いずれにしても古代、東西を行き来した人々にとって、浜名湖は心の拠りどころであり、何かを願う場所だったと思う。 角避比古神社は明応7年(1498年=室町時代)、天変地異により所在が分からなくなったとされているが、現在、浜名湖畔にある湊神社、細江神社、猪鼻湖神社のほか、周辺の神社の多くが、その流れを受ける神社であるというほど、格式の高かった神社のようである。    角避比古の神はどのような方だったか、文献上にはその存在が殆ど残されていないが天変地異により、むしろ浜名湖一円に広がり眼(まなこ)と重なり、さらに大きな力を生み出していると考えた方が、浜名湖を愛し成功した先人の軌跡が理解し易いと思う。

 ■富士山:富士山と簪(かんざし)
 富士山は日本の最高峰と言われるだけでなく、その神秘的で美しい山の姿から霊峰と崇められ、今も昔も、人々は山の姿を見るだけで何か圧倒され、また、清々しさを感じるようである。

そして富士山は、いわゆる連山ではなく一つの巨大な山という事から、大きなエネルギーの源と感じる人も多いようである。 地形的に見ると富士山の大きく開いた火口は、人物像の髷の根元に位置している。古代の人達が頭上に簪を刺す場所である。  簪が飾りとして用いられたのは後世の事で、古代において簪の棒の部分には呪力の宿る(世界大百科事典 第2版)場所と記されている。富士山の地下深くマグマへたどり着くまでの、細長い溶岩道は、まさにこの人物像の簪である。 現在、富士山は活火山として今なお、巨大なエネルギーの蓄積場所として、その存在感を人々に与えている。何とも不思議な地形との合致である。

 ■御前崎: 御前崎の地名
 浜名湖を眼とした人物像の頭部は冠を被っているように見える。その先端は御前崎である。地名の由来は御厩崎(うまやざき)から転化したという説があるが、何となく釈然としない。

この御前崎には、毎年カツオの食べ頃になると、海に突き出た高台の宿に泊まる事にしている。地元の年配の女性の話によると、不思議にも海辺の高台でも、飲料できる井戸があり、遠く東京や関西から何時、何分に汲み上げた水を求めに来る人達がいたのを子供の頃良く見かけたという。この御前崎も神聖な場所なのである。 話は戻り、この御前崎という地名であるが、御前崎は“御前=ごぜん”の先という意味だと思うが、この“御前=ごぜん”とは、御前会議などの天皇や神々の前を指す事である。  つまり、この地は御前の先であって、人物像が理解できて初めて名が付いたと考えられる。前述の通り、当時の人達はこの地形の意味するものを充分理解していたと考えられる。 この仮説はどうだろうか。当時の人には浜名湖を眼とした人物の地形が形として理解できたのではないだろうか。 例えば、同じような古い時代のナスカの地上絵を考えてみてはどうだろうか。現代人には既に失われたかもしれないが、当時の人達は広い土地であっても、歩くという行為で、頭に地形を浮かべられる能力があったのではないか。  これの一つの実証と考えられるものに、サッカーのような集団で行われるスポーツに於いて、地上では目の高さで見て競い合っているものの、鍛錬された選手の中には俯瞰図で見えるという事がテレビ報道で紹介されていた。鍛錬すれば、既に失われたと思える潜在的な能力を呼び起こせるのかもしれない。

- [生データ]:

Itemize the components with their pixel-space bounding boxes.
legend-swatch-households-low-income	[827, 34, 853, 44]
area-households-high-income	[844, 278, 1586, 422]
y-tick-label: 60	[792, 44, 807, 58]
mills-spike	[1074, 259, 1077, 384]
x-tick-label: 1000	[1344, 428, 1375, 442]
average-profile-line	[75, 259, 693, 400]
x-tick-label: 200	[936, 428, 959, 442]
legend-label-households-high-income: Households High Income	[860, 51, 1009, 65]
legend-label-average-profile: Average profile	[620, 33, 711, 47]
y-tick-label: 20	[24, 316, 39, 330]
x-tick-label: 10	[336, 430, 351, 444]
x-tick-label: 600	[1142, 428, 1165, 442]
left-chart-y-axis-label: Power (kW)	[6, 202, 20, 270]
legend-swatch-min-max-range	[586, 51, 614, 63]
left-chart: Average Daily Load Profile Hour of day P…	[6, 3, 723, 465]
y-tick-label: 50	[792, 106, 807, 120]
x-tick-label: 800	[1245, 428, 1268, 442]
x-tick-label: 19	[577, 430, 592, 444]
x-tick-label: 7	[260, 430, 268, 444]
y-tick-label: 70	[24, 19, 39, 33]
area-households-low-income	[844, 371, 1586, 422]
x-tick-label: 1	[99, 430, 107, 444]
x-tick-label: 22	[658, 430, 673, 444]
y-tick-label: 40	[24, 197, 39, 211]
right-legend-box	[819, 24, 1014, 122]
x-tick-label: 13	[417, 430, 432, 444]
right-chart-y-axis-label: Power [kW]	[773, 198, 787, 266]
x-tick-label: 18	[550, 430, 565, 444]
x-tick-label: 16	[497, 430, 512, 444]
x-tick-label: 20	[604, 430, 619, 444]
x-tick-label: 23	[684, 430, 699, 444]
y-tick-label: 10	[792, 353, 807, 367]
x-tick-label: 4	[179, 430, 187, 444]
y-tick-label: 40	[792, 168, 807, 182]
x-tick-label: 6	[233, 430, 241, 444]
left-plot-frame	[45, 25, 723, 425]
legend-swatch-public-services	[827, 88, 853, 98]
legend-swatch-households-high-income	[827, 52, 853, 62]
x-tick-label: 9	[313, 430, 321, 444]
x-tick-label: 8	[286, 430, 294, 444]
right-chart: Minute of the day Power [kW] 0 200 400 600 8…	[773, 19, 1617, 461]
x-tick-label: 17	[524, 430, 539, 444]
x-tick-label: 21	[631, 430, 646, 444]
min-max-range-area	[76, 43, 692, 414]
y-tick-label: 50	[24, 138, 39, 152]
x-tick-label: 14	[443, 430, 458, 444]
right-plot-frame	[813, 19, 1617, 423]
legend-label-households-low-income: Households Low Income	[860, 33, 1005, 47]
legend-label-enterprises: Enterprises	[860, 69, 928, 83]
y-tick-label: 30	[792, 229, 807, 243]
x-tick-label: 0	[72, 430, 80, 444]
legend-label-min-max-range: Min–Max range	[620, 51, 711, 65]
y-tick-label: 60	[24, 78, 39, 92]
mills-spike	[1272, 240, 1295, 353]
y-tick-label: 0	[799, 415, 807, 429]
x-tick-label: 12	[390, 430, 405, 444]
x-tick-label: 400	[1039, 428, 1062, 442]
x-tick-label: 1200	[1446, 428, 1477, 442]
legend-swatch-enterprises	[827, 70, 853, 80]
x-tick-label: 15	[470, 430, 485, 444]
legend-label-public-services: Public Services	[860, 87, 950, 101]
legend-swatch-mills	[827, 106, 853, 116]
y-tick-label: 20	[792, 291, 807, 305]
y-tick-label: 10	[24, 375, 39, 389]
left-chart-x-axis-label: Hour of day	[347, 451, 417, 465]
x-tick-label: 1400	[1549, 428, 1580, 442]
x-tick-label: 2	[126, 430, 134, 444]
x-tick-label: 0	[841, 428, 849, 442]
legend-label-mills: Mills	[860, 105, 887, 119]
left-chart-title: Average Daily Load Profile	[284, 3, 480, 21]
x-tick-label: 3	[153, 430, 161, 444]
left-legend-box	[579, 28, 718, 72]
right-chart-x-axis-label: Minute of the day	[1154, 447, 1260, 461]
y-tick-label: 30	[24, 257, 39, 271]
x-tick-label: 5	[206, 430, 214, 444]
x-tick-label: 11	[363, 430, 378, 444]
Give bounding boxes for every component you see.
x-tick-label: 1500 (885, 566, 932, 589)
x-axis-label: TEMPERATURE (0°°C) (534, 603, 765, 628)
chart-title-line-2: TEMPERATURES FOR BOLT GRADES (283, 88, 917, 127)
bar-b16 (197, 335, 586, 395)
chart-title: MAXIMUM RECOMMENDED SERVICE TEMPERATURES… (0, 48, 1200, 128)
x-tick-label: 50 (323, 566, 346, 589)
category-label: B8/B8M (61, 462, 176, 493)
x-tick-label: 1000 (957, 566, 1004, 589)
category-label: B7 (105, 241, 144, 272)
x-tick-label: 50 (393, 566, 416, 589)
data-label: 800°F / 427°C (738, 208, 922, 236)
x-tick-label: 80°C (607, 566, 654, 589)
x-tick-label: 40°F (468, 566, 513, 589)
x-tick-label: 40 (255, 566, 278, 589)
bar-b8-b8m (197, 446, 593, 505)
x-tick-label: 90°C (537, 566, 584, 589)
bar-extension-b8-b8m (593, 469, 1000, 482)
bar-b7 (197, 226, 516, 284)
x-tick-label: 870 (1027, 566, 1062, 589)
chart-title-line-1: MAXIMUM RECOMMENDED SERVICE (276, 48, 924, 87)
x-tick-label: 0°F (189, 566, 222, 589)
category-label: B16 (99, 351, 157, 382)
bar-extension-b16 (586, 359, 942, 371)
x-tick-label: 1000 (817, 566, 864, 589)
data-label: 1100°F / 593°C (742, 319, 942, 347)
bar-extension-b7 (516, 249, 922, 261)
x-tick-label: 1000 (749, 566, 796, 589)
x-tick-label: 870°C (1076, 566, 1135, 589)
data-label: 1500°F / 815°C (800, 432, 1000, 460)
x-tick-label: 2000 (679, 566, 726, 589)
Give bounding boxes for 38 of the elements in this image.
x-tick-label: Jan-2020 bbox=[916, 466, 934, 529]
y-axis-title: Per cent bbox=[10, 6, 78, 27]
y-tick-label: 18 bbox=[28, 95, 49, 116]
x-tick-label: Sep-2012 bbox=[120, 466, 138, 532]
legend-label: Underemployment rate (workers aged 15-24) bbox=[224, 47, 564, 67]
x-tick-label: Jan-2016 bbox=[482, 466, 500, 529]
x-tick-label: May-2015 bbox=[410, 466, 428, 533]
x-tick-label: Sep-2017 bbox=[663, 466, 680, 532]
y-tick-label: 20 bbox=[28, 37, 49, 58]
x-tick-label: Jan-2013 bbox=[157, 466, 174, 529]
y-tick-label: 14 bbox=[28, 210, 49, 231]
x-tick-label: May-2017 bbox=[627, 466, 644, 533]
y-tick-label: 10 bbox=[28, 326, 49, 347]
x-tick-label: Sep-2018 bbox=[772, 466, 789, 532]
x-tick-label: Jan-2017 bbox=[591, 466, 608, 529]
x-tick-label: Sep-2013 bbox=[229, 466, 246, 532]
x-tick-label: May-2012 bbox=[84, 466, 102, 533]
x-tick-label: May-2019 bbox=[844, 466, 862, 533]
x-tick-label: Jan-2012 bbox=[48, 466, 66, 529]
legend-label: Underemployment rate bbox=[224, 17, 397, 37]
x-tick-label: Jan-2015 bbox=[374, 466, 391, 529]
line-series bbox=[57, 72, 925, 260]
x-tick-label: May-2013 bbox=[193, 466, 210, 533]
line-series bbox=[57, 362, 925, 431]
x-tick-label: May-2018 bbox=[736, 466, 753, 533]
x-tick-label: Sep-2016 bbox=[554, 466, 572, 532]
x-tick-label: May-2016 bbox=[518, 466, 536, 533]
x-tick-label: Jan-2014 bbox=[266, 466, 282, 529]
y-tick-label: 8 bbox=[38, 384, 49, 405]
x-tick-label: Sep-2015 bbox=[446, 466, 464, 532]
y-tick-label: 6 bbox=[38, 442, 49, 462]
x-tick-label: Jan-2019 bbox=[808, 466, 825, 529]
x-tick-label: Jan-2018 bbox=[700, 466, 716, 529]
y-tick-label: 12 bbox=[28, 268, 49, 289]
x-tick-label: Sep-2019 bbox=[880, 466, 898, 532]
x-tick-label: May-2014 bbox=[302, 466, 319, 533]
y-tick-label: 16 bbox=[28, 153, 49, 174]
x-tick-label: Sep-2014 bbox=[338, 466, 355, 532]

- [課題]:
(A) エントリの冒頭から「legend-label-households-high-income: Households High」を含む行までのすべてについて、「x-tick-label」の名を「x-axis-label」に改め、ほかは一切変えずに書き出すこと。
(B) 浜名湖と富士山の地形を論じた文章を、最後の文の後から書き進めること。

- [演習の解答]:
(A)
Itemize the components with their pixel-space bounding boxes.
legend-swatch-households-low-income	[827, 34, 853, 44]
area-households-high-income	[844, 278, 1586, 422]
y-tick-label: 60	[792, 44, 807, 58]
mills-spike	[1074, 259, 1077, 384]
x-axis-label: 1000	[1344, 428, 1375, 442]
average-profile-line	[75, 259, 693, 400]
x-axis-label: 200	[936, 428, 959, 442]
legend-label-households-high-income: Households High Income	[860, 51, 1009, 65]

(B)
 こうした能力は浜名湖を見る東海の人達もナスカの人達も同じだったと思う。この能力を考えると、唯一、現代人に残された臭覚の能力が似ていると思う。 例えば背中の後ろに、ある料理が運ばれてきた場合、それを見なくても判別できる能力はまだ失われてはいないようである。しかし、将来は退化してしまうかもしれない。現代人は進歩しているのか退化しているのか、分かり難い狭間で行動しているようである。

因みに、御前崎の元日の日の出は、伊豆諸島の神の集まる島である神津島方面から上がり、日の入りは本州最南端の潮岬、そして九州最南端の佐多岬に下がり、太平洋側の岬が重なる。これらは当時、東海の地形から現れる人物像を知り、太陽神を敬う海洋民族とっては大変意味のある土地柄だったかもしれない。今となっては尋ねる事も出来ないロマンである。

 ■渥美半島: 花の伝承
 浜名湖を眼とした人物像の“鼻”の部分は長く伸びた渥美半島である。渥美半島の生産物としては、電照菊やメロンなどが有名であり“花”の関連の出荷量は概ね日本一である。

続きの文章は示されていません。